# Exercise materials
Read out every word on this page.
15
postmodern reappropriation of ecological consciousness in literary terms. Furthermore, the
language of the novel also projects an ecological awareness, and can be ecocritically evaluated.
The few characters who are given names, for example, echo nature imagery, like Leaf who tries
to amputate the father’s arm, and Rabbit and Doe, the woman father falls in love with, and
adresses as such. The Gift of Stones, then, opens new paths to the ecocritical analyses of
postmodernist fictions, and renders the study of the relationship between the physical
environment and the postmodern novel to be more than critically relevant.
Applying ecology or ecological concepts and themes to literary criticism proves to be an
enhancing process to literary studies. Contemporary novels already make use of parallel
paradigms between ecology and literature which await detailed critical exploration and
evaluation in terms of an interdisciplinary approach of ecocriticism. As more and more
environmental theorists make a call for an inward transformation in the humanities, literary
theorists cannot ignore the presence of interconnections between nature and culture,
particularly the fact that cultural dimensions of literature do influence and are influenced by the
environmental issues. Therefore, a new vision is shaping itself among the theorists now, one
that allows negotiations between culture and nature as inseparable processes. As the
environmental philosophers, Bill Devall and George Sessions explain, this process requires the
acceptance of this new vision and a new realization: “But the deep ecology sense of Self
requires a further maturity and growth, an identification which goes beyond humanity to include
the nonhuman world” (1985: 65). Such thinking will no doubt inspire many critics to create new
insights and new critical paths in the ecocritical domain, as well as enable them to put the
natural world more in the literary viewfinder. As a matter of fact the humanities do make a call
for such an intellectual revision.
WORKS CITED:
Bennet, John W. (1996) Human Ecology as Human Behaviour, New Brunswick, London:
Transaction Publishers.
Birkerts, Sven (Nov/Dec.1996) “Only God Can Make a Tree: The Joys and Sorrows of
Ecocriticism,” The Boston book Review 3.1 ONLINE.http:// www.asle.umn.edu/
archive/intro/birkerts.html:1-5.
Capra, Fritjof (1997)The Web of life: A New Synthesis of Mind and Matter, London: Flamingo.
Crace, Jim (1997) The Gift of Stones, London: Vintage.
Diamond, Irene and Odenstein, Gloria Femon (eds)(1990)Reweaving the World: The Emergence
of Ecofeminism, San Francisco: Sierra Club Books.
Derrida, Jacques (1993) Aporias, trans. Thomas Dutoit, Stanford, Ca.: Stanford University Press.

# Given exercise
Show all lines in the entries above where the string "paths" appears.

# Solution to this problem
adresses as such. The Gift of Stones, then, opens new paths to the ecocritical analyses of
insights and new critical paths in the ecocritical domain, as well as enable them to put the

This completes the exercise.